MATERIAL FOR THIS EXERCISE ▸
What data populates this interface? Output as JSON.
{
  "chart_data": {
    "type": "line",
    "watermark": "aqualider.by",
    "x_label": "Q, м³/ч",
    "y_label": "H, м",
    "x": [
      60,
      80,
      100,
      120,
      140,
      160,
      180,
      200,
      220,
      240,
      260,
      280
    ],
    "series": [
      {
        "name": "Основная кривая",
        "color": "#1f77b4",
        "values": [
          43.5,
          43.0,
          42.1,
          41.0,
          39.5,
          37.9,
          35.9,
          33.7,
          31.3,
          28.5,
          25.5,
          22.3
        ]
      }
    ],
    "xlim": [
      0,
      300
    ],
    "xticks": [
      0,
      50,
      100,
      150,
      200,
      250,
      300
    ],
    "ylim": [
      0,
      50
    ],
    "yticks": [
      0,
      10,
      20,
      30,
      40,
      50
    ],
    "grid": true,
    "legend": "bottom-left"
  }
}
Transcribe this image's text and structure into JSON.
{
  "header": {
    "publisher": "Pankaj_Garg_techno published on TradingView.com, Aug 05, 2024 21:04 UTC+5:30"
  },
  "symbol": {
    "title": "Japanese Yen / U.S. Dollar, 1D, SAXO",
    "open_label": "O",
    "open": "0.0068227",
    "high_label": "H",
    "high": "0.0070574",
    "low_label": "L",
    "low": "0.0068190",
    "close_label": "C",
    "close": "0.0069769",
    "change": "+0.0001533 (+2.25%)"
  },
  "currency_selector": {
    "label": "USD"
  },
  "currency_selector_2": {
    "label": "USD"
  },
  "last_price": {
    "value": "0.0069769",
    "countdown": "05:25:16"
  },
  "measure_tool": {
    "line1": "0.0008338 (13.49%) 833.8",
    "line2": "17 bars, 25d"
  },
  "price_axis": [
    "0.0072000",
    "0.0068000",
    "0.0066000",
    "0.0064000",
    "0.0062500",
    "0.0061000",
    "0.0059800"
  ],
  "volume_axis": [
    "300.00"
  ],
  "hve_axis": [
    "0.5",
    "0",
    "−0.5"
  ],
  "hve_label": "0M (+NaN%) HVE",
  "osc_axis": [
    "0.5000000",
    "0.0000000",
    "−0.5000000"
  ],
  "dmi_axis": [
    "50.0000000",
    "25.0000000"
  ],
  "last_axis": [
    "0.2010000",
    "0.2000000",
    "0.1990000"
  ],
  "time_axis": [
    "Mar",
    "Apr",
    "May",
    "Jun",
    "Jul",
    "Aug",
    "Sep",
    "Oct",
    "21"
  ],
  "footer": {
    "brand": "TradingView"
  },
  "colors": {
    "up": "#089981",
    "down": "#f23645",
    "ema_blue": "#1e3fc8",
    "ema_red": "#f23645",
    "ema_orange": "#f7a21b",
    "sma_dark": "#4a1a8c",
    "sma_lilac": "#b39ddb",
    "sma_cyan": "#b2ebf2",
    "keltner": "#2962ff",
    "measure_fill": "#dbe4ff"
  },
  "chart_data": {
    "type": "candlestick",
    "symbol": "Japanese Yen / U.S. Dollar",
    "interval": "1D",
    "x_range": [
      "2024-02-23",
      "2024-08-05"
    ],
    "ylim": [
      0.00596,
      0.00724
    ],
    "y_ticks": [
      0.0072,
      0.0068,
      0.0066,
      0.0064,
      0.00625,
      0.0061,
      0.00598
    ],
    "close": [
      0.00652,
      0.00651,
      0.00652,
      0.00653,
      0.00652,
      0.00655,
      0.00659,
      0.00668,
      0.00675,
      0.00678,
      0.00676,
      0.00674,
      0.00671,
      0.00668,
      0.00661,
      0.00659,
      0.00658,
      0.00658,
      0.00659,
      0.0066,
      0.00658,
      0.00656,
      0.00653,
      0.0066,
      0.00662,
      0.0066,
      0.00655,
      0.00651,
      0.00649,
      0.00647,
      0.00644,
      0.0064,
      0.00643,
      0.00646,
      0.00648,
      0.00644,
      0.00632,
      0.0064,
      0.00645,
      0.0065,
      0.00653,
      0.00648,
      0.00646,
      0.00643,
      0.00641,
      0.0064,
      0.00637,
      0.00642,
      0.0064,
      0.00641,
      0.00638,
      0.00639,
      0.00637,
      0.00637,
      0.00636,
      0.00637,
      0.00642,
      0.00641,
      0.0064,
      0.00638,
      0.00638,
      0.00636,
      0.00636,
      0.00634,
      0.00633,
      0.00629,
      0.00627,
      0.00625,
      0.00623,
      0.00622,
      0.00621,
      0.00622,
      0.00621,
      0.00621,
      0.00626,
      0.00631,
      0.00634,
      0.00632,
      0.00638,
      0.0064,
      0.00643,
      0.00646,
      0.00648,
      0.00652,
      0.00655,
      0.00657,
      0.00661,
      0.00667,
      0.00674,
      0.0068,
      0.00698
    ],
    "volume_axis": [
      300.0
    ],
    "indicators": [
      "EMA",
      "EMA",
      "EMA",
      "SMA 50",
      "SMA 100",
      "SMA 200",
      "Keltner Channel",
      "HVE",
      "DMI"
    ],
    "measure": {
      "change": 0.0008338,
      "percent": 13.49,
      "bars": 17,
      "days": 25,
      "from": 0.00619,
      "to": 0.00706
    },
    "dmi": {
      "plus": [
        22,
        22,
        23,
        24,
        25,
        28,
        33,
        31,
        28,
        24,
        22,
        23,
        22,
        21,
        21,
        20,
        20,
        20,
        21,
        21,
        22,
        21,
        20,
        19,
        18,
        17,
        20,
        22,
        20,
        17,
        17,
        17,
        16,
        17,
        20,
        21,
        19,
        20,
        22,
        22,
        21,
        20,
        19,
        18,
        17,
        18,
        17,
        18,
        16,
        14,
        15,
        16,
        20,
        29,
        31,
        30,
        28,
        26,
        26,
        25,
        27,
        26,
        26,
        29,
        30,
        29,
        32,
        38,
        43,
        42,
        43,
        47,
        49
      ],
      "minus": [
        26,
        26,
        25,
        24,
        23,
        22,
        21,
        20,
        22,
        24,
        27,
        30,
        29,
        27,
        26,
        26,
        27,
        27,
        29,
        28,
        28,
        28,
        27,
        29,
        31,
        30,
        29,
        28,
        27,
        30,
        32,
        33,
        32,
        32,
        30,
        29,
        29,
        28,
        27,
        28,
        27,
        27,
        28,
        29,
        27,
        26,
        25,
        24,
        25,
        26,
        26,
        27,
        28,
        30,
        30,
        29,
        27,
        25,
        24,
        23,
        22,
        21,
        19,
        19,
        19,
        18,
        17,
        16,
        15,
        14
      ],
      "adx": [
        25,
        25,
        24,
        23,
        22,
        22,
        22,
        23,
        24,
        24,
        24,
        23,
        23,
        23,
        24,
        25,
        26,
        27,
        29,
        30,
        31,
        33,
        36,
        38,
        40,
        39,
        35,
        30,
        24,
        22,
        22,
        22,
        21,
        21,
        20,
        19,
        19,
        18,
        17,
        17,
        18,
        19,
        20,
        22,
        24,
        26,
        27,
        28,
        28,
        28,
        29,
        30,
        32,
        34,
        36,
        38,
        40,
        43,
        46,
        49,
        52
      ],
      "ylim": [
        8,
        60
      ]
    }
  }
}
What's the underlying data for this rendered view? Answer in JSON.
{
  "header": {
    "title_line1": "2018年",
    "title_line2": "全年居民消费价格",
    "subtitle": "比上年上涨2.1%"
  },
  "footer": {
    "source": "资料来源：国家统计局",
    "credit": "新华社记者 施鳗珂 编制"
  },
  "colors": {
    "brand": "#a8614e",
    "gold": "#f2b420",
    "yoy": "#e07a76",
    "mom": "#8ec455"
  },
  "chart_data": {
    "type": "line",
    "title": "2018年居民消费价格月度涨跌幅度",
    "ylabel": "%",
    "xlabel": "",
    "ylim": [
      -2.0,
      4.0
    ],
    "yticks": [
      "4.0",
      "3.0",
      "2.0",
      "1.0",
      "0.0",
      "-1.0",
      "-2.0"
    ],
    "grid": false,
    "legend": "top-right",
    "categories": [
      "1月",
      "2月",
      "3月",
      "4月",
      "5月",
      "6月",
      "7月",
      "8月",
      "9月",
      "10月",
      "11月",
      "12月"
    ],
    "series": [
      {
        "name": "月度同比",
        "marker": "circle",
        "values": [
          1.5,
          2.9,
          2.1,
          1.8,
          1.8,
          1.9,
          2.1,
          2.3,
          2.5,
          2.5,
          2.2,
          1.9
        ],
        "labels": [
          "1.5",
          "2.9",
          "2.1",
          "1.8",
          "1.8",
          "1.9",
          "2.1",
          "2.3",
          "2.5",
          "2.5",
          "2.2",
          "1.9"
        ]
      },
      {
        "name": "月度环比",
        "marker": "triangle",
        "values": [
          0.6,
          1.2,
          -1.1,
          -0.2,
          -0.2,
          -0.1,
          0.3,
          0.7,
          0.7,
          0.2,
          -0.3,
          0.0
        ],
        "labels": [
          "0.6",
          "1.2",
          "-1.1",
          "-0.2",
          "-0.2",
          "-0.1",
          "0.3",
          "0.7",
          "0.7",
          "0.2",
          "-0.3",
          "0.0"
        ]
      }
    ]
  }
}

THE EXERCISE ▸ Pull out each line of the listing that holds the string "TradingView".

THE RESPONSE ▸
    "publisher": "Pankaj_Garg_techno published on TradingView.com, Aug 05, 2024 21:04 UTC+5:30"
    "brand": "TradingView"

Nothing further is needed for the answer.